===== INPUT
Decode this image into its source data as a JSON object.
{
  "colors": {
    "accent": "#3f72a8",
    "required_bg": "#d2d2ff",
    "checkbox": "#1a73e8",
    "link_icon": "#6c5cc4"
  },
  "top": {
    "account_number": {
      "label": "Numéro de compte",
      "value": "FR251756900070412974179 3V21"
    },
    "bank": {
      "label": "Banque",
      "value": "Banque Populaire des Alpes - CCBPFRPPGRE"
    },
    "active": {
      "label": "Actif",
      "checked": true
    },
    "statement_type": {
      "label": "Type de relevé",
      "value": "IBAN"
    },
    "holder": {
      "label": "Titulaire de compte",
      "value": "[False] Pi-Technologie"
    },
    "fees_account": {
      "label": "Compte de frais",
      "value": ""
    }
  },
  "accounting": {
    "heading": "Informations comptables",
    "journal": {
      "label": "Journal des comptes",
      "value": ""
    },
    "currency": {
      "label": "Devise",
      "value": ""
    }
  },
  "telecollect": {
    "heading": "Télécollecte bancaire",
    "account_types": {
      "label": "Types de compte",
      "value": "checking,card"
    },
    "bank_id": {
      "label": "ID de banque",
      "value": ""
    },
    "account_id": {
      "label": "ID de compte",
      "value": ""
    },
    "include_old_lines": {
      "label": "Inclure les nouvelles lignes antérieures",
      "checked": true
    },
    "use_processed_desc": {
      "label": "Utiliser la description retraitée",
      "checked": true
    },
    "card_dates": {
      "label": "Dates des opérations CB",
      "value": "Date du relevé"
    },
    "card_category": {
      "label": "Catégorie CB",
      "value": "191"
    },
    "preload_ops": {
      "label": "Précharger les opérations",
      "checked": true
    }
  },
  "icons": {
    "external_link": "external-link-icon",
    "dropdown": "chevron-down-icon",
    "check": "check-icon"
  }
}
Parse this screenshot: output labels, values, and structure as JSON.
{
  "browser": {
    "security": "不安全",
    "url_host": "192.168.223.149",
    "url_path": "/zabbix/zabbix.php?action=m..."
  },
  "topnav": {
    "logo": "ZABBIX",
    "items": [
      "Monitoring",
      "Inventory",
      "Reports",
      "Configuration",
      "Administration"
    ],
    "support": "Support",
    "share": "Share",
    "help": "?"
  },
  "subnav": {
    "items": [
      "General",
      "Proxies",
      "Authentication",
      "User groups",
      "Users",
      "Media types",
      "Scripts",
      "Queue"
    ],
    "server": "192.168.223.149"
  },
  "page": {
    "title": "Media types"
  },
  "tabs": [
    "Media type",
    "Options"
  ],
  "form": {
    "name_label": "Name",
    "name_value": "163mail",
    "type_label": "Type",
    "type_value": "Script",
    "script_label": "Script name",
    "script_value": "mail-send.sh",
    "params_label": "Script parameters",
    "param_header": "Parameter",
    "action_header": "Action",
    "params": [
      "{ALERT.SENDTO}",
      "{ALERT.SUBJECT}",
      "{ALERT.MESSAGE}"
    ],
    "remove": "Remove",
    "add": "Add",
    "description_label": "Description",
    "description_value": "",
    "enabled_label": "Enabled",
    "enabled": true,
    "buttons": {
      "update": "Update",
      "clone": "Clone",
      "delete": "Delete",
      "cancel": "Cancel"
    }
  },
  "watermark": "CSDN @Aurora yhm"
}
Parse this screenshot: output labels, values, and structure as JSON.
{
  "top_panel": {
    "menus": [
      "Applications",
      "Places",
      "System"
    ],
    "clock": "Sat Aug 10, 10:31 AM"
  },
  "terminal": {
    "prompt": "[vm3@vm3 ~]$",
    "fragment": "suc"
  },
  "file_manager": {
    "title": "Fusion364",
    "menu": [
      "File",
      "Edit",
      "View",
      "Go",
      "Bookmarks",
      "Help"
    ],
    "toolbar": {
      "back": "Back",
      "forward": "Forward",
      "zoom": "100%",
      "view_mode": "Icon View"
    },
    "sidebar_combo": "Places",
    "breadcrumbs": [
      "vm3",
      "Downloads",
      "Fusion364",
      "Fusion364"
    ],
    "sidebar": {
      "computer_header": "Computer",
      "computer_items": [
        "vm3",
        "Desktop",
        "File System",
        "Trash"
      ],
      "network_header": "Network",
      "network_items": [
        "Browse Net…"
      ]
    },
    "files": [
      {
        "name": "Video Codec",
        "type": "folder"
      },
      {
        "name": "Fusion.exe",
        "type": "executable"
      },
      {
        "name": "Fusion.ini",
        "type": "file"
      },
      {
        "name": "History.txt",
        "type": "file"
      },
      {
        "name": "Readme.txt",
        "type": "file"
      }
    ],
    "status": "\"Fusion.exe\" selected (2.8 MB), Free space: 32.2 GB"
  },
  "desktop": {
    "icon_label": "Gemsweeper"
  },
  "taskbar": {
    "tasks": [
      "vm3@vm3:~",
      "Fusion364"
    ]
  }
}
==========
EXERCISE TASK –
Repeat the preceding lines exactly, please, every one of them.

ANSWER TO THE PROBLEM –
Decode this image into its source data as a JSON object.
{
  "colors": {
    "accent": "#3f72a8",
    "required_bg": "#d2d2ff",
    "checkbox": "#1a73e8",
    "link_icon": "#6c5cc4"
  },
  "top": {
    "account_number": {
      "label": "Numéro de compte",
      "value": "FR251756900070412974179 3V21"
    },
    "bank": {
      "label": "Banque",
      "value": "Banque Populaire des Alpes - CCBPFRPPGRE"
    },
    "active": {
      "label": "Actif",
      "checked": true
    },
    "statement_type": {
      "label": "Type de relevé",
      "value": "IBAN"
    },
    "holder": {
      "label": "Titulaire de compte",
      "value": "[False] Pi-Technologie"
    },
    "fees_account": {
      "label": "Compte de frais",
      "value": ""
    }
  },
  "accounting": {
    "heading": "Informations comptables",
    "journal": {
      "label": "Journal des comptes",
      "value": ""
    },
    "currency": {
      "label": "Devise",
      "value": ""
    }
  },
  "telecollect": {
    "heading": "Télécollecte bancaire",
    "account_types": {
      "label": "Types de compte",
      "value": "checking,card"
    },
    "bank_id": {
      "label": "ID de banque",
      "value": ""
    },
    "account_id": {
      "label": "ID de compte",
      "value": ""
    },
    "include_old_lines": {
      "label": "Inclure les nouvelles lignes antérieures",
      "checked": true
    },
    "use_processed_desc": {
      "label": "Utiliser la description retraitée",
      "checked": true
    },
    "card_dates": {
      "label": "Dates des opérations CB",
      "value": "Date du relevé"
    },
    "card_category": {
      "label": "Catégorie CB",
      "value": "191"
    },
    "preload_ops": {
      "label": "Précharger les opérations",
      "checked": true
    }
  },
  "icons": {
    "external_link": "external-link-icon",
    "dropdown": "chevron-down-icon",
    "check": "check-icon"
  }
}
Parse this screenshot: output labels, values, and structure as JSON.
{
  "browser": {
    "security": "不安全",
    "url_host": "192.168.223.149",
    "url_path": "/zabbix/zabbix.php?action=m..."
  },
  "topnav": {
    "logo": "ZABBIX",
    "items": [
      "Monitoring",
      "Inventory",
      "Reports",
      "Configuration",
      "Administration"
    ],
    "support": "Support",
    "share": "Share",
    "help": "?"
  },
  "subnav": {
    "items": [
      "General",
      "Proxies",
      "Authentication",
      "User groups",
      "Users",
      "Media types",
      "Scripts",
      "Queue"
    ],
    "server": "192.168.223.149"
  },
  "page": {
    "title": "Media types"
  },
  "tabs": [
    "Media type",
    "Options"
  ],
  "form": {
    "name_label": "Name",
    "name_value": "163mail",
    "type_label": "Type",
    "type_value": "Script",
    "script_label": "Script name",
    "script_value": "mail-send.sh",
    "params_label": "Script parameters",
    "param_header": "Parameter",
    "action_header": "Action",
    "params": [
      "{ALERT.SENDTO}",
      "{ALERT.SUBJECT}",
      "{ALERT.MESSAGE}"
    ],
    "remove": "Remove",
    "add": "Add",
    "description_label": "Description",
    "description_value": "",
    "enabled_label": "Enabled",
    "enabled": true,
    "buttons": {
      "update": "Update",
      "clone": "Clone",
      "delete": "Delete",
      "cancel": "Cancel"
    }
  },
  "watermark": "CSDN @Aurora yhm"
}
Parse this screenshot: output labels, values, and structure as JSON.
{
  "top_panel": {
    "menus": [
      "Applications",
      "Places",
      "System"
    ],
    "clock": "Sat Aug 10, 10:31 AM"
  },
  "terminal": {
    "prompt": "[vm3@vm3 ~]$",
    "fragment": "suc"
  },
  "file_manager": {
    "title": "Fusion364",
    "menu": [
      "File",
      "Edit",
      "View",
      "Go",
      "Bookmarks",
      "Help"
    ],
    "toolbar": {
      "back": "Back",
      "forward": "Forward",
      "zoom": "100%",
      "view_mode": "Icon View"
    },
    "sidebar_combo": "Places",
    "breadcrumbs": [
      "vm3",
      "Downloads",
      "Fusion364",
      "Fusion364"
    ],
    "sidebar": {
      "computer_header": "Computer",
      "computer_items": [
        "vm3",
        "Desktop",
        "File System",
        "Trash"
      ],
      "network_header": "Network",
      "network_items": [
        "Browse Net…"
      ]
    },
    "files": [
      {
        "name": "Video Codec",
        "type": "folder"
      },
      {
        "name": "Fusion.exe",
        "type": "executable"
      },
      {
        "name": "Fusion.ini",
        "type": "file"
      },
      {
        "name": "History.txt",
        "type": "file"
      },
      {
        "name": "Readme.txt",
        "type": "file"
      }
    ],
    "status": "\"Fusion.exe\" selected (2.8 MB), Free space: 32.2 GB"
  },
  "desktop": {
    "icon_label": "Gemsweeper"
  },
  "taskbar": {
    "tasks": [
      "vm3@vm3:~",
      "Fusion364"
    ]
  }
}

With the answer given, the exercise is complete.